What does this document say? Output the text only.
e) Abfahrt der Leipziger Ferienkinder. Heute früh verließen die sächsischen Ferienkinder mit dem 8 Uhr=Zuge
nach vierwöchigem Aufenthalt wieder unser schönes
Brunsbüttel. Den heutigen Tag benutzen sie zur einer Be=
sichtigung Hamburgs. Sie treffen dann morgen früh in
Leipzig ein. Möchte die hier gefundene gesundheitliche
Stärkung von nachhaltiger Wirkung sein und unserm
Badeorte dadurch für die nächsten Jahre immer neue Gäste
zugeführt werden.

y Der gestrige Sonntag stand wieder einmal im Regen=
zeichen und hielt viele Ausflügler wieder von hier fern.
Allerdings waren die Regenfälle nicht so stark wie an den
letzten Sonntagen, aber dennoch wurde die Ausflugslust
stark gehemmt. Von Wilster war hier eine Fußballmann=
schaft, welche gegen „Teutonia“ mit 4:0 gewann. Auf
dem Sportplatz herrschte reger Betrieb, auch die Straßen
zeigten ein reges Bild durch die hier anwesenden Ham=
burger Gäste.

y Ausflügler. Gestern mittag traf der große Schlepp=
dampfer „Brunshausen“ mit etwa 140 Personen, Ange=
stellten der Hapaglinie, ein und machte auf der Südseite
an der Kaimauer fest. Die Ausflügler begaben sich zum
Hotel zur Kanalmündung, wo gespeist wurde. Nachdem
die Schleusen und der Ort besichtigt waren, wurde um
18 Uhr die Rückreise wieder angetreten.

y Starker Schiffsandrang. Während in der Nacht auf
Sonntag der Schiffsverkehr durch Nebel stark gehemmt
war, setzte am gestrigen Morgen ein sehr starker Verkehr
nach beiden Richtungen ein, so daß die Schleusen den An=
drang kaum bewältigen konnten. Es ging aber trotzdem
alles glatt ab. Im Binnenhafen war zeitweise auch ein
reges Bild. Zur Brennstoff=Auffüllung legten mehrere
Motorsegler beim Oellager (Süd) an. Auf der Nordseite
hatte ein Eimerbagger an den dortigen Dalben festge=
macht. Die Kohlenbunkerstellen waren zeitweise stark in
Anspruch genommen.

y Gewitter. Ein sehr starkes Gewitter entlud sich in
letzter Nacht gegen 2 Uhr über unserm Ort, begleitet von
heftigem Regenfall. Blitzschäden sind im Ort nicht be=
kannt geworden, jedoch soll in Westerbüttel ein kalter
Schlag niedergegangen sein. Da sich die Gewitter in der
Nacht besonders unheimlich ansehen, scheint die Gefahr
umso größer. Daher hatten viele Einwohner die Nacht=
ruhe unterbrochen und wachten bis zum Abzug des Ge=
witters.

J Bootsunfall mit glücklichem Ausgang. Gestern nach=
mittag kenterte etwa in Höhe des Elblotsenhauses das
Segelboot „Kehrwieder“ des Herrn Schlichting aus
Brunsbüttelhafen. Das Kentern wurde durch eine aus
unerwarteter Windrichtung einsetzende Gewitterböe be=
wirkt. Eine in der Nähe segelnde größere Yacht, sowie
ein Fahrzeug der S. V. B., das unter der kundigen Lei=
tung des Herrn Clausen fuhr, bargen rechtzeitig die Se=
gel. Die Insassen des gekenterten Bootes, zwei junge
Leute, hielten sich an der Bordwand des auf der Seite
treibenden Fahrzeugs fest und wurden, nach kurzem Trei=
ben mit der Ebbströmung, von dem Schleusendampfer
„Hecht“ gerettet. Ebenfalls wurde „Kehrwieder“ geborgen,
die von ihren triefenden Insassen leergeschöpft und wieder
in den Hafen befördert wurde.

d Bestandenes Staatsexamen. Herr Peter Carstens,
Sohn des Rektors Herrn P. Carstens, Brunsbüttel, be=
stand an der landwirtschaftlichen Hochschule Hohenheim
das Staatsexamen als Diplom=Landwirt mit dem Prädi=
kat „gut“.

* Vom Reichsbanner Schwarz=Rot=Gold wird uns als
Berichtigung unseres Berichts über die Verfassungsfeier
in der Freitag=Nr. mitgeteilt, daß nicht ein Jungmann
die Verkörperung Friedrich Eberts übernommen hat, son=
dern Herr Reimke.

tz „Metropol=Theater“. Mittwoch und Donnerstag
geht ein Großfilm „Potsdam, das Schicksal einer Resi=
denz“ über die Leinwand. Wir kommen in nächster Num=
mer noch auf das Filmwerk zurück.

**Goal of the exercise**
All of the entries must be quoted exactly; please include each one.

**Finished task**
What does this document say? Output the text only.
e) Abfahrt der Leipziger Ferienkinder. Heute früh verließen die sächsischen Ferienkinder mit dem 8 Uhr=Zuge
nach vierwöchigem Aufenthalt wieder unser schönes
Brunsbüttel. Den heutigen Tag benutzen sie zur einer Be=
sichtigung Hamburgs. Sie treffen dann morgen früh in
Leipzig ein. Möchte die hier gefundene gesundheitliche
Stärkung von nachhaltiger Wirkung sein und unserm
Badeorte dadurch für die nächsten Jahre immer neue Gäste
zugeführt werden.

y Der gestrige Sonntag stand wieder einmal im Regen=
zeichen und hielt viele Ausflügler wieder von hier fern.
Allerdings waren die Regenfälle nicht so stark wie an den
letzten Sonntagen, aber dennoch wurde die Ausflugslust
stark gehemmt. Von Wilster war hier eine Fußballmann=
schaft, welche gegen „Teutonia“ mit 4:0 gewann. Auf
dem Sportplatz herrschte reger Betrieb, auch die Straßen
zeigten ein reges Bild durch die hier anwesenden Ham=
burger Gäste.

y Ausflügler. Gestern mittag traf der große Schlepp=
dampfer „Brunshausen“ mit etwa 140 Personen, Ange=
stellten der Hapaglinie, ein und machte auf der Südseite
an der Kaimauer fest. Die Ausflügler begaben sich zum
Hotel zur Kanalmündung, wo gespeist wurde. Nachdem
die Schleusen und der Ort besichtigt waren, wurde um
18 Uhr die Rückreise wieder angetreten.

y Starker Schiffsandrang. Während in der Nacht auf
Sonntag der Schiffsverkehr durch Nebel stark gehemmt
war, setzte am gestrigen Morgen ein sehr starker Verkehr
nach beiden Richtungen ein, so daß die Schleusen den An=
drang kaum bewältigen konnten. Es ging aber trotzdem
alles glatt ab. Im Binnenhafen war zeitweise auch ein
reges Bild. Zur Brennstoff=Auffüllung legten mehrere
Motorsegler beim Oellager (Süd) an. Auf der Nordseite
hatte ein Eimerbagger an den dortigen Dalben festge=
macht. Die Kohlenbunkerstellen waren zeitweise stark in
Anspruch genommen.

y Gewitter. Ein sehr starkes Gewitter entlud sich in
letzter Nacht gegen 2 Uhr über unserm Ort, begleitet von
heftigem Regenfall. Blitzschäden sind im Ort nicht be=
kannt geworden, jedoch soll in Westerbüttel ein kalter
Schlag niedergegangen sein. Da sich die Gewitter in der
Nacht besonders unheimlich ansehen, scheint die Gefahr
umso größer. Daher hatten viele Einwohner die Nacht=
ruhe unterbrochen und wachten bis zum Abzug des Ge=
witters.

J Bootsunfall mit glücklichem Ausgang. Gestern nach=
mittag kenterte etwa in Höhe des Elblotsenhauses das
Segelboot „Kehrwieder“ des Herrn Schlichting aus
Brunsbüttelhafen. Das Kentern wurde durch eine aus
unerwarteter Windrichtung einsetzende Gewitterböe be=
wirkt. Eine in der Nähe segelnde größere Yacht, sowie
ein Fahrzeug der S. V. B., das unter der kundigen Lei=
tung des Herrn Clausen fuhr, bargen rechtzeitig die Se=
gel. Die Insassen des gekenterten Bootes, zwei junge
Leute, hielten sich an der Bordwand des auf der Seite
treibenden Fahrzeugs fest und wurden, nach kurzem Trei=
ben mit der Ebbströmung, von dem Schleusendampfer
„Hecht“ gerettet. Ebenfalls wurde „Kehrwieder“ geborgen,
die von ihren triefenden Insassen leergeschöpft und wieder
in den Hafen befördert wurde.

d Bestandenes Staatsexamen. Herr Peter Carstens,
Sohn des Rektors Herrn P. Carstens, Brunsbüttel, be=
stand an der landwirtschaftlichen Hochschule Hohenheim
das Staatsexamen als Diplom=Landwirt mit dem Prädi=
kat „gut“.

* Vom Reichsbanner Schwarz=Rot=Gold wird uns als
Berichtigung unseres Berichts über die Verfassungsfeier
in der Freitag=Nr. mitgeteilt, daß nicht ein Jungmann
die Verkörperung Friedrich Eberts übernommen hat, son=
dern Herr Reimke.

tz „Metropol=Theater“. Mittwoch und Donnerstag
geht ein Großfilm „Potsdam, das Schicksal einer Resi=
denz“ über die Leinwand. Wir kommen in nächster Num=
mer noch auf das Filmwerk zurück.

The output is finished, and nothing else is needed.